(Records about charts and figures)
###
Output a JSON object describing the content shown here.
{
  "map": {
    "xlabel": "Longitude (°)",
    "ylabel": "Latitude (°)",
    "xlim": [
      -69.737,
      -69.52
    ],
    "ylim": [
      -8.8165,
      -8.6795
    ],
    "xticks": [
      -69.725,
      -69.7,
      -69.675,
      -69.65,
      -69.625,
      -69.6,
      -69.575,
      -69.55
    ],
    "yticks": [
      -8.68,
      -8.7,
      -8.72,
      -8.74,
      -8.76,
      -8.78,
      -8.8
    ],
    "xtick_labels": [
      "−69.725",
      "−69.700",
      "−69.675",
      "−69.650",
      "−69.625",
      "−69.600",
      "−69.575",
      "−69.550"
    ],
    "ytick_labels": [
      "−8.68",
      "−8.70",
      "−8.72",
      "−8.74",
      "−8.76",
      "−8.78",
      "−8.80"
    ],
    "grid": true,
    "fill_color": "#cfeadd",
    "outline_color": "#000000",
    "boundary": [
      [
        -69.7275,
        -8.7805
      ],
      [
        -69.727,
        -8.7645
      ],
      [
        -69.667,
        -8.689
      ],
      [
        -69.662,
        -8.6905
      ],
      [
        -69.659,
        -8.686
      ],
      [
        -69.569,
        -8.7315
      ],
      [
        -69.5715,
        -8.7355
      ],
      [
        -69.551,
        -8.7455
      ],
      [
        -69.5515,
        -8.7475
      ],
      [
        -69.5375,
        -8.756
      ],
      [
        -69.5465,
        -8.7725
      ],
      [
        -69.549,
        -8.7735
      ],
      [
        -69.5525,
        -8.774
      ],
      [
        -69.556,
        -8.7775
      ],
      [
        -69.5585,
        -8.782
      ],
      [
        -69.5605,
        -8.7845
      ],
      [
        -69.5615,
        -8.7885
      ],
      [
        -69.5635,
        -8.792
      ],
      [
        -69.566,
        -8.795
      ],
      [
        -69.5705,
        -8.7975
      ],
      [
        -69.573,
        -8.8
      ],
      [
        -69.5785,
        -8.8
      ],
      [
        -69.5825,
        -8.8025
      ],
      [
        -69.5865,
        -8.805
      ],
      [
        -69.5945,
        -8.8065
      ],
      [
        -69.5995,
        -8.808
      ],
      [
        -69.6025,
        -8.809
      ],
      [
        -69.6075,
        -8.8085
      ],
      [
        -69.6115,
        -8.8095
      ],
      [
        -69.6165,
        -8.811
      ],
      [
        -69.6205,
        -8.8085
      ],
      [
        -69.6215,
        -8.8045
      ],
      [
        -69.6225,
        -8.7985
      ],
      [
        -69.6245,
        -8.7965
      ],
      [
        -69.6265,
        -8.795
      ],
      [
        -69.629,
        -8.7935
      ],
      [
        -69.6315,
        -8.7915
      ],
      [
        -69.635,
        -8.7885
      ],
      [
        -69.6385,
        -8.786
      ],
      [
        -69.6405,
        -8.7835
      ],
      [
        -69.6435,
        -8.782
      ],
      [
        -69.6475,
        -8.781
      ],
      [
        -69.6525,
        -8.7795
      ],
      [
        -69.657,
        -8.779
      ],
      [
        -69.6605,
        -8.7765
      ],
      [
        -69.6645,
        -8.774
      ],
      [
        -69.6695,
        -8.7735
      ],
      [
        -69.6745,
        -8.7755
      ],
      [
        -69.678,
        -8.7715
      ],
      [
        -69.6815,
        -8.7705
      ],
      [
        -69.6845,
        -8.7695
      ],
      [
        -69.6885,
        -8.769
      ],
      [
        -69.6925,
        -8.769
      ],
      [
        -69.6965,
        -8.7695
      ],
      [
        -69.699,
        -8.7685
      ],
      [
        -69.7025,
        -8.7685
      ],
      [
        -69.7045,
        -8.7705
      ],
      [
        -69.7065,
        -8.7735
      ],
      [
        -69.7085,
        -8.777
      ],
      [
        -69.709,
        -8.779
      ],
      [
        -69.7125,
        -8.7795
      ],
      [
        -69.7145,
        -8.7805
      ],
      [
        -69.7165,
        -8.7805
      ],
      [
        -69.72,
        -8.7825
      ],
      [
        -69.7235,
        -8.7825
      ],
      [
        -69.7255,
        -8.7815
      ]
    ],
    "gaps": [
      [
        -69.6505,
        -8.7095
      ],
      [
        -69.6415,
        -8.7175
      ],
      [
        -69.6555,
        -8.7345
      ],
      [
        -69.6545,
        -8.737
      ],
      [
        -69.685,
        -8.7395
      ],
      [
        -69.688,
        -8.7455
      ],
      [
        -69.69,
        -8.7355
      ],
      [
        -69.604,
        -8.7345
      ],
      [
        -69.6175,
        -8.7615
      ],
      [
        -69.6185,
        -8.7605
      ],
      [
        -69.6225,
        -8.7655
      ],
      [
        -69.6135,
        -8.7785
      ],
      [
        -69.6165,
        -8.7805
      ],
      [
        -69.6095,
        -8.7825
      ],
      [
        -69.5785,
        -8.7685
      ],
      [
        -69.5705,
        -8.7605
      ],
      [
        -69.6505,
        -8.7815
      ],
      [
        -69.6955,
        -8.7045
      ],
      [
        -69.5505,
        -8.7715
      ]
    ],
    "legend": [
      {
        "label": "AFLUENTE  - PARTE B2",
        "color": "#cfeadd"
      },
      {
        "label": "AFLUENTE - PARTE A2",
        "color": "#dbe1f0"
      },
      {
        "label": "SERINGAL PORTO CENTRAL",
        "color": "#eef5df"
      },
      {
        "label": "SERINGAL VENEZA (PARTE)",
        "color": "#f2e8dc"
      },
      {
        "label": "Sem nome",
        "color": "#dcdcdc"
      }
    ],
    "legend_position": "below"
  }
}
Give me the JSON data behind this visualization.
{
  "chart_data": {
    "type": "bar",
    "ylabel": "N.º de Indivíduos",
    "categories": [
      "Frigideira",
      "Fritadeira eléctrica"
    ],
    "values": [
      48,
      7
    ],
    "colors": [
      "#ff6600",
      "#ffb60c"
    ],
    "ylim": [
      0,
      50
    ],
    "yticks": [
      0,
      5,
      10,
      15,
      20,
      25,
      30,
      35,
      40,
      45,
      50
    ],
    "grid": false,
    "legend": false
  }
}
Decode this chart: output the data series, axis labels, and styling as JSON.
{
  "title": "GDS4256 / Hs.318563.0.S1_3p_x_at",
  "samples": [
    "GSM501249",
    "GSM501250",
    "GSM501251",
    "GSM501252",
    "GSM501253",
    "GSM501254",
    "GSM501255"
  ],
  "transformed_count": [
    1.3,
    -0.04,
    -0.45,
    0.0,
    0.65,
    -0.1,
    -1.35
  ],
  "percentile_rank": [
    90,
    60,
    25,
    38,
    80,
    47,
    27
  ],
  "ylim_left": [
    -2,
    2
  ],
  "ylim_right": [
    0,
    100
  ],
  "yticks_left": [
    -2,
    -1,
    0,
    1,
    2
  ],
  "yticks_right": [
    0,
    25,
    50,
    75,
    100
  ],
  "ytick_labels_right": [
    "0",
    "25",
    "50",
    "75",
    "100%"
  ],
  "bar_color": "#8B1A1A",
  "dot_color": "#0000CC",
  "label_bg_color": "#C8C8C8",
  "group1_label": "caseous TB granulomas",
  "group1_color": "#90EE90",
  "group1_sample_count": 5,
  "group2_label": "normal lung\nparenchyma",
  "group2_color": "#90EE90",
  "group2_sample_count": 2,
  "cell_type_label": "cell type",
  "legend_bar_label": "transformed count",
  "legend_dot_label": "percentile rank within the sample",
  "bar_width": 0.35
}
###
Extract all of the material exactly as it is written.

[Exercise answer]
Output a JSON object describing the content shown here.
{
  "map": {
    "xlabel": "Longitude (°)",
    "ylabel": "Latitude (°)",
    "xlim": [
      -69.737,
      -69.52
    ],
    "ylim": [
      -8.8165,
      -8.6795
    ],
    "xticks": [
      -69.725,
      -69.7,
      -69.675,
      -69.65,
      -69.625,
      -69.6,
      -69.575,
      -69.55
    ],
    "yticks": [
      -8.68,
      -8.7,
      -8.72,
      -8.74,
      -8.76,
      -8.78,
      -8.8
    ],
    "xtick_labels": [
      "−69.725",
      "−69.700",
      "−69.675",
      "−69.650",
      "−69.625",
      "−69.600",
      "−69.575",
      "−69.550"
    ],
    "ytick_labels": [
      "−8.68",
      "−8.70",
      "−8.72",
      "−8.74",
      "−8.76",
      "−8.78",
      "−8.80"
    ],
    "grid": true,
    "fill_color": "#cfeadd",
    "outline_color": "#000000",
    "boundary": [
      [
        -69.7275,
        -8.7805
      ],
      [
        -69.727,
        -8.7645
      ],
      [
        -69.667,
        -8.689
      ],
      [
        -69.662,
        -8.6905
      ],
      [
        -69.659,
        -8.686
      ],
      [
        -69.569,
        -8.7315
      ],
      [
        -69.5715,
        -8.7355
      ],
      [
        -69.551,
        -8.7455
      ],
      [
        -69.5515,
        -8.7475
      ],
      [
        -69.5375,
        -8.756
      ],
      [
        -69.5465,
        -8.7725
      ],
      [
        -69.549,
        -8.7735
      ],
      [
        -69.5525,
        -8.774
      ],
      [
        -69.556,
        -8.7775
      ],
      [
        -69.5585,
        -8.782
      ],
      [
        -69.5605,
        -8.7845
      ],
      [
        -69.5615,
        -8.7885
      ],
      [
        -69.5635,
        -8.792
      ],
      [
        -69.566,
        -8.795
      ],
      [
        -69.5705,
        -8.7975
      ],
      [
        -69.573,
        -8.8
      ],
      [
        -69.5785,
        -8.8
      ],
      [
        -69.5825,
        -8.8025
      ],
      [
        -69.5865,
        -8.805
      ],
      [
        -69.5945,
        -8.8065
      ],
      [
        -69.5995,
        -8.808
      ],
      [
        -69.6025,
        -8.809
      ],
      [
        -69.6075,
        -8.8085
      ],
      [
        -69.6115,
        -8.8095
      ],
      [
        -69.6165,
        -8.811
      ],
      [
        -69.6205,
        -8.8085
      ],
      [
        -69.6215,
        -8.8045
      ],
      [
        -69.6225,
        -8.7985
      ],
      [
        -69.6245,
        -8.7965
      ],
      [
        -69.6265,
        -8.795
      ],
      [
        -69.629,
        -8.7935
      ],
      [
        -69.6315,
        -8.7915
      ],
      [
        -69.635,
        -8.7885
      ],
      [
        -69.6385,
        -8.786
      ],
      [
        -69.6405,
        -8.7835
      ],
      [
        -69.6435,
        -8.782
      ],
      [
        -69.6475,
        -8.781
      ],
      [
        -69.6525,
        -8.7795
      ],
      [
        -69.657,
        -8.779
      ],
      [
        -69.6605,
        -8.7765
      ],
      [
        -69.6645,
        -8.774
      ],
      [
        -69.6695,
        -8.7735
      ],
      [
        -69.6745,
        -8.7755
      ],
      [
        -69.678,
        -8.7715
      ],
      [
        -69.6815,
        -8.7705
      ],
      [
        -69.6845,
        -8.7695
      ],
      [
        -69.6885,
        -8.769
      ],
      [
        -69.6925,
        -8.769
      ],
      [
        -69.6965,
        -8.7695
      ],
      [
        -69.699,
        -8.7685
      ],
      [
        -69.7025,
        -8.7685
      ],
      [
        -69.7045,
        -8.7705
      ],
      [
        -69.7065,
        -8.7735
      ],
      [
        -69.7085,
        -8.777
      ],
      [
        -69.709,
        -8.779
      ],
      [
        -69.7125,
        -8.7795
      ],
      [
        -69.7145,
        -8.7805
      ],
      [
        -69.7165,
        -8.7805
      ],
      [
        -69.72,
        -8.7825
      ],
      [
        -69.7235,
        -8.7825
      ],
      [
        -69.7255,
        -8.7815
      ]
    ],
    "gaps": [
      [
        -69.6505,
        -8.7095
      ],
      [
        -69.6415,
        -8.7175
      ],
      [
        -69.6555,
        -8.7345
      ],
      [
        -69.6545,
        -8.737
      ],
      [
        -69.685,
        -8.7395
      ],
      [
        -69.688,
        -8.7455
      ],
      [
        -69.69,
        -8.7355
      ],
      [
        -69.604,
        -8.7345
      ],
      [
        -69.6175,
        -8.7615
      ],
      [
        -69.6185,
        -8.7605
      ],
      [
        -69.6225,
        -8.7655
      ],
      [
        -69.6135,
        -8.7785
      ],
      [
        -69.6165,
        -8.7805
      ],
      [
        -69.6095,
        -8.7825
      ],
      [
        -69.5785,
        -8.7685
      ],
      [
        -69.5705,
        -8.7605
      ],
      [
        -69.6505,
        -8.7815
      ],
      [
        -69.6955,
        -8.7045
      ],
      [
        -69.5505,
        -8.7715
      ]
    ],
    "legend": [
      {
        "label": "AFLUENTE  - PARTE B2",
        "color": "#cfeadd"
      },
      {
        "label": "AFLUENTE - PARTE A2",
        "color": "#dbe1f0"
      },
      {
        "label": "SERINGAL PORTO CENTRAL",
        "color": "#eef5df"
      },
      {
        "label": "SERINGAL VENEZA (PARTE)",
        "color": "#f2e8dc"
      },
      {
        "label": "Sem nome",
        "color": "#dcdcdc"
      }
    ],
    "legend_position": "below"
  }
}
Give me the JSON data behind this visualization.
{
  "chart_data": {
    "type": "bar",
    "ylabel": "N.º de Indivíduos",
    "categories": [
      "Frigideira",
      "Fritadeira eléctrica"
    ],
    "values": [
      48,
      7
    ],
    "colors": [
      "#ff6600",
      "#ffb60c"
    ],
    "ylim": [
      0,
      50
    ],
    "yticks": [
      0,
      5,
      10,
      15,
      20,
      25,
      30,
      35,
      40,
      45,
      50
    ],
    "grid": false,
    "legend": false
  }
}
Decode this chart: output the data series, axis labels, and styling as JSON.
{
  "title": "GDS4256 / Hs.318563.0.S1_3p_x_at",
  "samples": [
    "GSM501249",
    "GSM501250",
    "GSM501251",
    "GSM501252",
    "GSM501253",
    "GSM501254",
    "GSM501255"
  ],
  "transformed_count": [
    1.3,
    -0.04,
    -0.45,
    0.0,
    0.65,
    -0.1,
    -1.35
  ],
  "percentile_rank": [
    90,
    60,
    25,
    38,
    80,
    47,
    27
  ],
  "ylim_left": [
    -2,
    2
  ],
  "ylim_right": [
    0,
    100
  ],
  "yticks_left": [
    -2,
    -1,
    0,
    1,
    2
  ],
  "yticks_right": [
    0,
    25,
    50,
    75,
    100
  ],
  "ytick_labels_right": [
    "0",
    "25",
    "50",
    "75",
    "100%"
  ],
  "bar_color": "#8B1A1A",
  "dot_color": "#0000CC",
  "label_bg_color": "#C8C8C8",
  "group1_label": "caseous TB granulomas",
  "group1_color": "#90EE90",
  "group1_sample_count": 5,
  "group2_label": "normal lung\nparenchyma",
  "group2_color": "#90EE90",
  "group2_sample_count": 2,
  "cell_type_label": "cell type",
  "legend_bar_label": "transformed count",
  "legend_dot_label": "percentile rank within the sample",
  "bar_width": 0.35
}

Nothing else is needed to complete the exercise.